#### [STATED TASK 1]
In the rows, swap "room-label" for "area-label" throughout the part that opens with the line containing "svg-text:Прихожая: Прихожая <box>565" and closes with the line containing "glazing-balcony-bottom <box>702 564". Give back only those lines, with everything else unchanged.

== PASSAGE GIVEN

And here we are at the exact same disconnect...

If you looks at things other than D&D, such as myth, legend, and various other kinds of fiction, you do _not_ need magic in order to do amazing things. Things that we consider supernatural would be allowable within the base physics of the world. Many people are just advocating the physics of D&D be changed from being overly slavish to real world physics, and more like mythical physics.

More importantly, the current situation in D&D where magic is required to make fantastic physical feats possible means that the average bookworm wizard is better at fantastic physical feats than a 20th level Fighter. A wizard with no training or physical strength can just cast a single low-level spell on himself and surpass the abilities of the finest athletes in the world In other words, the Wizard is better then the Martial classes at a distinctly Martial ability set. It is nothing but dilution of archetype and enforcement of the supremacy of magic-users of others, and hurts the game.

At this point, though, I think the two groups are just bashing our skulls together with different definitions of "magic" and ideas on how the basic physics of D&D should operate. As a whole though, if people don't need magic to do incredible things in D&D, I will be much happier.

====

#### [STATED TASK 2]
Return, word for word, the part of the D&D post that opens with the words containing "If you looks" and closes with "like mythical physics.".

== SUPPLIED MATERIAL

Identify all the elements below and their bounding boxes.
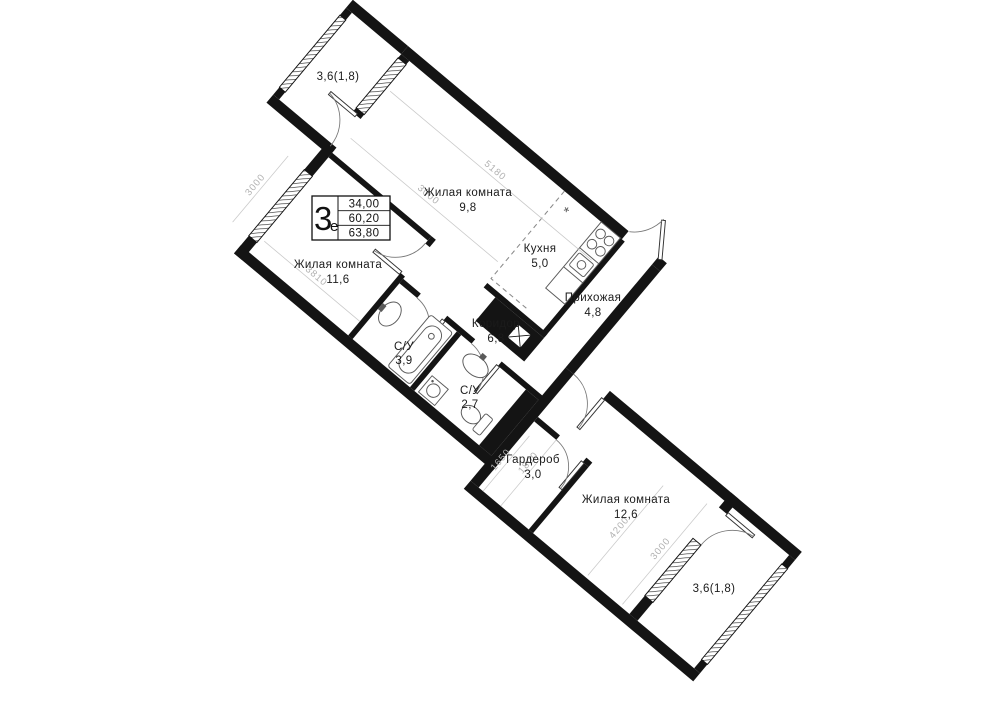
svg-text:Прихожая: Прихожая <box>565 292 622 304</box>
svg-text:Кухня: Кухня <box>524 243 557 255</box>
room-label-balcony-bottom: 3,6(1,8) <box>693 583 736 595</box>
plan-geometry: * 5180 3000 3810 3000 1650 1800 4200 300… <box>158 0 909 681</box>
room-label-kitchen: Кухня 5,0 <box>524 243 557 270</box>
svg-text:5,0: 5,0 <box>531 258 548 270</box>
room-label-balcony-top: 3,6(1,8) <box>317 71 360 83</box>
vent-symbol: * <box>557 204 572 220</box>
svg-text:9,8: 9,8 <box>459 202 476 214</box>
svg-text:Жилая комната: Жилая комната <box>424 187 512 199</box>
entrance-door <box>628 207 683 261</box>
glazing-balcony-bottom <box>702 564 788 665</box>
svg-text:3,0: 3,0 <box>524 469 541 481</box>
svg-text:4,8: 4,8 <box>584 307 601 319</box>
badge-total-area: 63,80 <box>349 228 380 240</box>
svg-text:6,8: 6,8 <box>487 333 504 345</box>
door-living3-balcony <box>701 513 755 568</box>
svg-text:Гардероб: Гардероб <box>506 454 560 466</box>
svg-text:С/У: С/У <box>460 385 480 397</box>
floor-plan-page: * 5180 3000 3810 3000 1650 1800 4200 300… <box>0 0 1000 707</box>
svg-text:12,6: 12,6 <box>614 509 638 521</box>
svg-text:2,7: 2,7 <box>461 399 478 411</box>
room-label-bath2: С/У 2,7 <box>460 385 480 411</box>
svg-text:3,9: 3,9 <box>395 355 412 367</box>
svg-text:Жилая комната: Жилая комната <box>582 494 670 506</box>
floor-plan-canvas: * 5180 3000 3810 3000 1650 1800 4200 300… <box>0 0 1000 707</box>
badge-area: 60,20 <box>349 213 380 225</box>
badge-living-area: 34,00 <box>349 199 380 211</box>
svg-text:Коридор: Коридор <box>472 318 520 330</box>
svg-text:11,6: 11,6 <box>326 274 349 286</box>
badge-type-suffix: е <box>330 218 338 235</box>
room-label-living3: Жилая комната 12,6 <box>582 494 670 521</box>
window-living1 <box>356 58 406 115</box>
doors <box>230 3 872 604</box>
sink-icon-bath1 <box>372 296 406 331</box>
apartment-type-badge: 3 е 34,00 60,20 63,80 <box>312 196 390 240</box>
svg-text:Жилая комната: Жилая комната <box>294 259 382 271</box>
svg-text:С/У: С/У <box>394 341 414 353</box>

====
== SUPPLIED MATERIAL

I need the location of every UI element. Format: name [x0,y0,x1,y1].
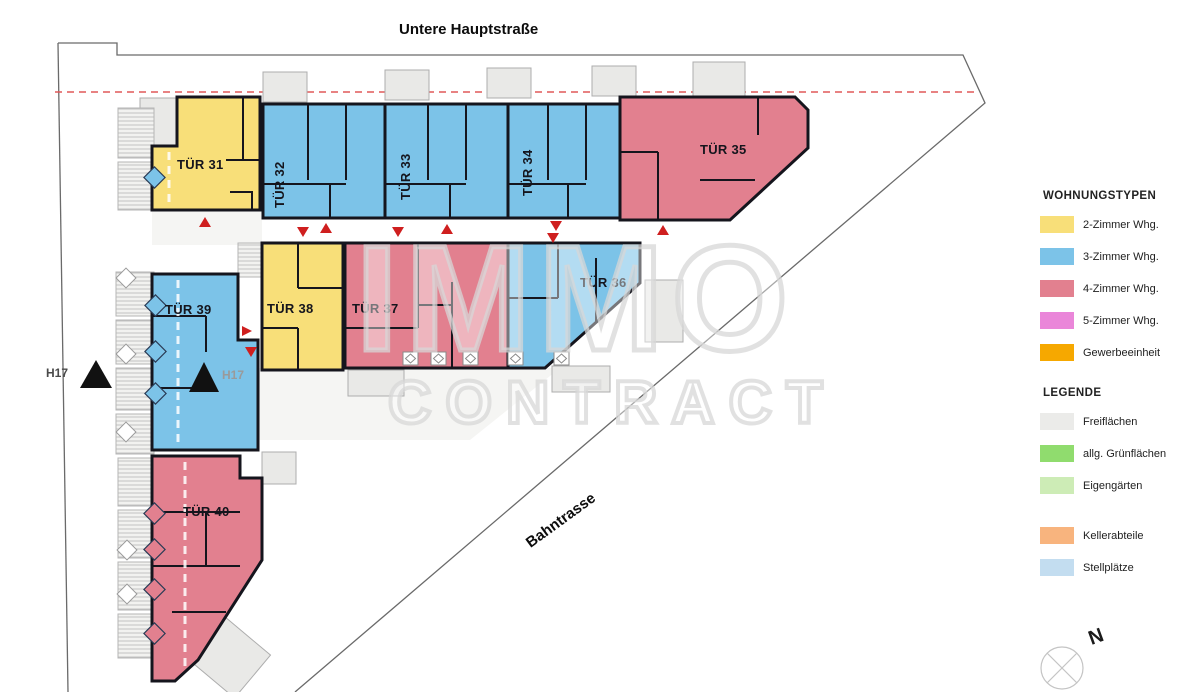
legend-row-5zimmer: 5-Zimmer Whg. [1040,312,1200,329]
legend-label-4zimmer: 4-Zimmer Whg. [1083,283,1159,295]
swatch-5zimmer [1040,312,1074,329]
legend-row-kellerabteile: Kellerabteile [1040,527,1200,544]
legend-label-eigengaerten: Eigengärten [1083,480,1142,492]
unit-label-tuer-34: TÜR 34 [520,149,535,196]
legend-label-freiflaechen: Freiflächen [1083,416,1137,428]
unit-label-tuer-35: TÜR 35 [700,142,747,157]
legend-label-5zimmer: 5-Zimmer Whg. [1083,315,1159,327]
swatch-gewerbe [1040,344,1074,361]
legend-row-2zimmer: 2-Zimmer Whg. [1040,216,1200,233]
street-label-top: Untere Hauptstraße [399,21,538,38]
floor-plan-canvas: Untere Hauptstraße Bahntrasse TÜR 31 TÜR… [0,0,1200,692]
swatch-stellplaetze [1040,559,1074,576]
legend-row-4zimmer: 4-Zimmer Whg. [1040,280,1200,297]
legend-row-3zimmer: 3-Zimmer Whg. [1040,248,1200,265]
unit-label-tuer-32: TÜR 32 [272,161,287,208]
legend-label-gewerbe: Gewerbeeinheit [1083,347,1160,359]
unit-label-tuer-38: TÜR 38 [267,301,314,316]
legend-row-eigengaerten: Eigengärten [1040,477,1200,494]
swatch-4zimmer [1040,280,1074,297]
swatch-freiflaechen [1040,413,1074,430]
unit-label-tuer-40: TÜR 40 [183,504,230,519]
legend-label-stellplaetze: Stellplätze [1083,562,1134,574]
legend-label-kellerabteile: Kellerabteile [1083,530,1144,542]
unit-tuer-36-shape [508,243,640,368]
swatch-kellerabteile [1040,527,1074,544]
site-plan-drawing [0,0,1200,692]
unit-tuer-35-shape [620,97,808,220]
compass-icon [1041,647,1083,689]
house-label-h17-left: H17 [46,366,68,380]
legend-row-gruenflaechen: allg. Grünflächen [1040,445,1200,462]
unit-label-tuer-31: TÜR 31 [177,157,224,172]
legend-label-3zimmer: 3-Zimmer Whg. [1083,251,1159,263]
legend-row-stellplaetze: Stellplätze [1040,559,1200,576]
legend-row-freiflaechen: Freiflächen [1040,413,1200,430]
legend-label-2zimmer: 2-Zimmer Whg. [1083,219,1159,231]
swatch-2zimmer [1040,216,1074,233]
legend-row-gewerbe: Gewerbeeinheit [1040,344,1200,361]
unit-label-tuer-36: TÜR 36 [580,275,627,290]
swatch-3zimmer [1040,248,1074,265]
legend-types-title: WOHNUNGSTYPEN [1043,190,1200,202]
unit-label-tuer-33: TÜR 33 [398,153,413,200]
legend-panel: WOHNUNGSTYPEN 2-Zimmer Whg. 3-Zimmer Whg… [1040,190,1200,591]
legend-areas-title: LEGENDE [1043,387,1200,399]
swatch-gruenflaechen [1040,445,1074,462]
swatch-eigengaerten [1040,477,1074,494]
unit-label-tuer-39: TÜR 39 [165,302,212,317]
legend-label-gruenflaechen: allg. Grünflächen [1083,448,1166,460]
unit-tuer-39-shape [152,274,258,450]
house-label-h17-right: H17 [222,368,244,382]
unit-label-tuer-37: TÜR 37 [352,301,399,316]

====

#### [TASK RESULT 1]
svg-text:Прихожая: Прихожая <box>565 292 622 304</box>
svg-text:Кухня: Кухня <box>524 243 557 255</box>
area-label-balcony-bottom: 3,6(1,8) <box>693 583 736 595</box>
plan-geometry: * 5180 3000 3810 3000 1650 1800 4200 300… <box>158 0 909 681</box>
area-label-kitchen: Кухня 5,0 <box>524 243 557 270</box>
svg-text:5,0: 5,0 <box>531 258 548 270</box>
area-label-balcony-top: 3,6(1,8) <box>317 71 360 83</box>
vent-symbol: * <box>557 204 572 220</box>
svg-text:9,8: 9,8 <box>459 202 476 214</box>
svg-text:Жилая комната: Жилая комната <box>424 187 512 199</box>
entrance-door <box>628 207 683 261</box>
glazing-balcony-bottom <box>702 564 788 665</box>

#### [TASK RESULT 2]
If you looks at things other than D&D, such as myth, legend, and various other kinds of fiction, you do _not_ need magic in order to do amazing things. Things that we consider supernatural would be allowable within the base physics of the world. Many people are just advocating the physics of D&D be changed from being overly slavish to real world physics, and more like mythical physics.